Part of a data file
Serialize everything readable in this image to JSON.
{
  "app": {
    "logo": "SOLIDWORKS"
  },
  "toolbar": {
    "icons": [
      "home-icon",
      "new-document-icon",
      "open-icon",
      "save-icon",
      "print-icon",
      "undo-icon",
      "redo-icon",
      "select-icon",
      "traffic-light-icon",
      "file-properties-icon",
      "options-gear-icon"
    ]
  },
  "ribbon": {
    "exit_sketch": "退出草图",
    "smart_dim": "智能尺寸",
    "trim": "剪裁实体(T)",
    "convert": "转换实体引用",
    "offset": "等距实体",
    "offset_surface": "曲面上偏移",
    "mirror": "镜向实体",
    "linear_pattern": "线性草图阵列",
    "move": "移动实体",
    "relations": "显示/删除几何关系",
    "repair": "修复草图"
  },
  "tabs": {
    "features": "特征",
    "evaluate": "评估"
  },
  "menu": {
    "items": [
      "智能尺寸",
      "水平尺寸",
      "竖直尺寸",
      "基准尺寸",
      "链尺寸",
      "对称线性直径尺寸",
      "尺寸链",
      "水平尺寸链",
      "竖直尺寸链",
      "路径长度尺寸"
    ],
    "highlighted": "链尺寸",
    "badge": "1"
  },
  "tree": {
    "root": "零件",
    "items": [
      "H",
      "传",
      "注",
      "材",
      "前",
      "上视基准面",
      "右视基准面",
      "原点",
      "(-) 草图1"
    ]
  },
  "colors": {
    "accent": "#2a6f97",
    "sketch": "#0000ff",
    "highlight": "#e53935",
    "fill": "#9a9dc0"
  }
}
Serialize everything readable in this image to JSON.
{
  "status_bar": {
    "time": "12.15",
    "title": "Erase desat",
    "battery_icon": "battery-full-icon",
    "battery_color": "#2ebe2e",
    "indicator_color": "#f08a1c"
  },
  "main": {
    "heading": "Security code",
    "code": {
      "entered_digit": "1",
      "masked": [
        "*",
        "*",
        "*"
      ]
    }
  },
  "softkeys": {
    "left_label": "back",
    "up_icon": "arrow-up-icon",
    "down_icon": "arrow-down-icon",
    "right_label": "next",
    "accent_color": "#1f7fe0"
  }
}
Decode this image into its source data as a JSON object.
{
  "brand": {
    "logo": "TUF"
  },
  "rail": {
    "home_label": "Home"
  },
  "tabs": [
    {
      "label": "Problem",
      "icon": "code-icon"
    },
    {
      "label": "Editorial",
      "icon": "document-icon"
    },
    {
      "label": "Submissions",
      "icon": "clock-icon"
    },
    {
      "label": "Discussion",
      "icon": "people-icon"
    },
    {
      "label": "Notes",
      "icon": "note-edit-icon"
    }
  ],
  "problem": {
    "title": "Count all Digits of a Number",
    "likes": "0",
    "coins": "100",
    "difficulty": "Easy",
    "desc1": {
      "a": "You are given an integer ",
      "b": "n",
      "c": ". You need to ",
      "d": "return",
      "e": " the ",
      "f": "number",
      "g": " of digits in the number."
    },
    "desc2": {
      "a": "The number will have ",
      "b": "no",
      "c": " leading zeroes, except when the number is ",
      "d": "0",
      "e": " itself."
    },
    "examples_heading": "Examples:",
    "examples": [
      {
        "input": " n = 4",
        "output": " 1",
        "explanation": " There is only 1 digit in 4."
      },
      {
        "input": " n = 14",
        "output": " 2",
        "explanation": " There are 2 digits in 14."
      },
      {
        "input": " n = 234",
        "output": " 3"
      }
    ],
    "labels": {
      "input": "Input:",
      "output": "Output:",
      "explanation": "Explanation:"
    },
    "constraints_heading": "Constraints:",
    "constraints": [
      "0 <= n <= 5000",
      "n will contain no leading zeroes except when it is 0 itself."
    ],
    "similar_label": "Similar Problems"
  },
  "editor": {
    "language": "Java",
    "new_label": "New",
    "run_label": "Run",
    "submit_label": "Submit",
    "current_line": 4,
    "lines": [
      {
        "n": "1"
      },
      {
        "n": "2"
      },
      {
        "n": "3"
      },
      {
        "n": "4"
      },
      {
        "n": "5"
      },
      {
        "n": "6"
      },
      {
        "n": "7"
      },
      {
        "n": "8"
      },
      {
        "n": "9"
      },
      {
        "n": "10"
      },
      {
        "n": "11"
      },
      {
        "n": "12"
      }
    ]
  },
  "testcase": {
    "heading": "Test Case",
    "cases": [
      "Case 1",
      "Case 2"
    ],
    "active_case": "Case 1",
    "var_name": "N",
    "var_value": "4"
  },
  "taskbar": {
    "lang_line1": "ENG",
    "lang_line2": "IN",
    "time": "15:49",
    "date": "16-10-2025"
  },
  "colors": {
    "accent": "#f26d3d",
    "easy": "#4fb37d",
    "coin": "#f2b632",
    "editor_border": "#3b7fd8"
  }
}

YOUR OBJECTIVE: Go through the listing above and return every line where the word "except" occurs.

WRITTEN RESPONSE:
      "c": " leading zeroes, except when the number is ",
      "n will contain no leading zeroes except when it is 0 itself."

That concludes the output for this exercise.